- **O PEDIDO**: Transcreva sem nenhuma alteração a parte do trecho do documento sobre Pemba que vai de "Hoje esses bastões" a "algumas palavras portuguesas.".

- **TRECHO DO DOCUMENTO**:
━━━

Os nativos de Pemba foram os mais renitentes à ocupação portuguesa, pelo que os mais afoitos mantiveram uma espécie de guerra permanente, qual guerrilha, lutando contra o domínio português com “pweke” (bastões de madeira, mas técnica diferente do secular jogo de pau português), pois caso fossem vistos com armas de ferro eram eliminados.
Hoje esses bastões são usados numa festa-dança marcial, com ruidosa música, que acompanha os competidores enquanto estes se digladiam, mostrando as suas habilidades de luta, momento que representa a forma como à época confrontavam os portugueses. Nesta ilha ainda hoje o “português” é chamado de “doreno”, significando “do reino”. De influência portuguesa, realiza-se anualmente em ambas as ilhas a largada de toiros à moda dos Açores, isto é, à corda, onde as jovens encorajam os namorados a demonstrar a sua bravura perante os touros, e se estes saírem incólumes oferecem-lhes os seus lenços. Ainda se mantêm na língua local destas duas ilhas algumas palavras portuguesas.

━━━

- **DADOS BRUTOS**:
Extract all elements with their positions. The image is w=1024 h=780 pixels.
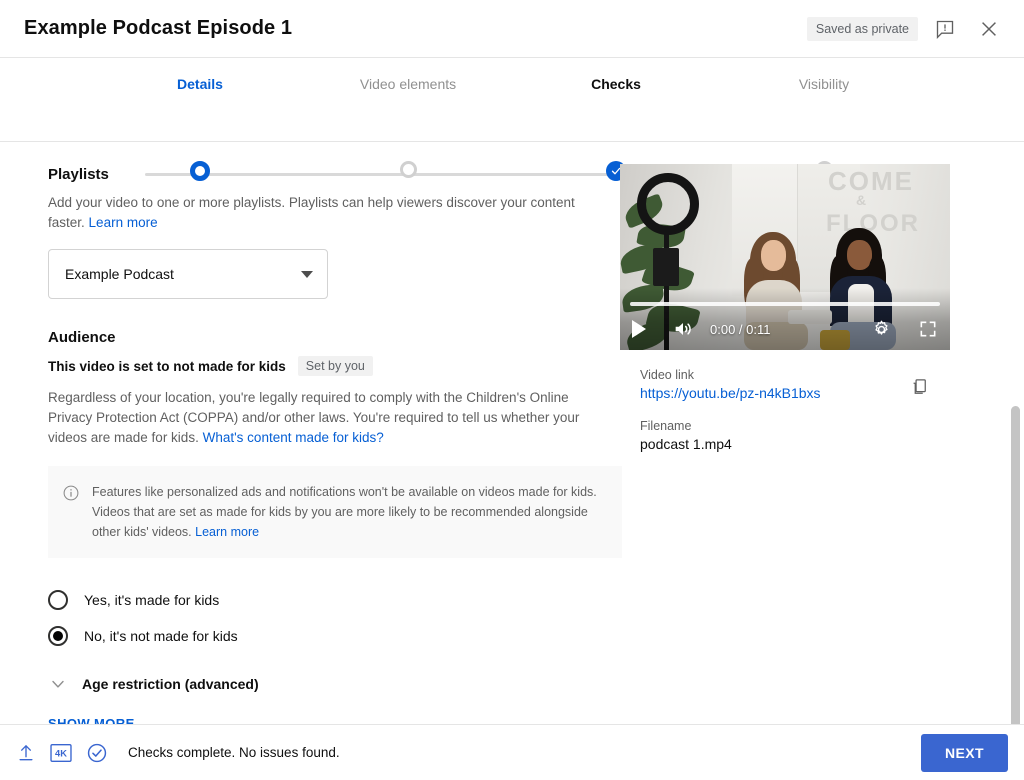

━━━

- **RESPOSTA CORRETA**:
Hoje esses bastões são usados numa festa-dança marcial, com ruidosa música, que acompanha os competidores enquanto estes se digladiam, mostrando as suas habilidades de luta, momento que representa a forma como à época confrontavam os portugueses. Nesta ilha ainda hoje o “português” é chamado de “doreno”, significando “do reino”. De influência portuguesa, realiza-se anualmente em ambas as ilhas a largada de toiros à moda dos Açores, isto é, à corda, onde as jovens encorajam os namorados a demonstrar a sua bravura perante os touros, e se estes saírem incólumes oferecem-lhes os seus lenços. Ainda se mantêm na língua local destas duas ilhas algumas palavras portuguesas.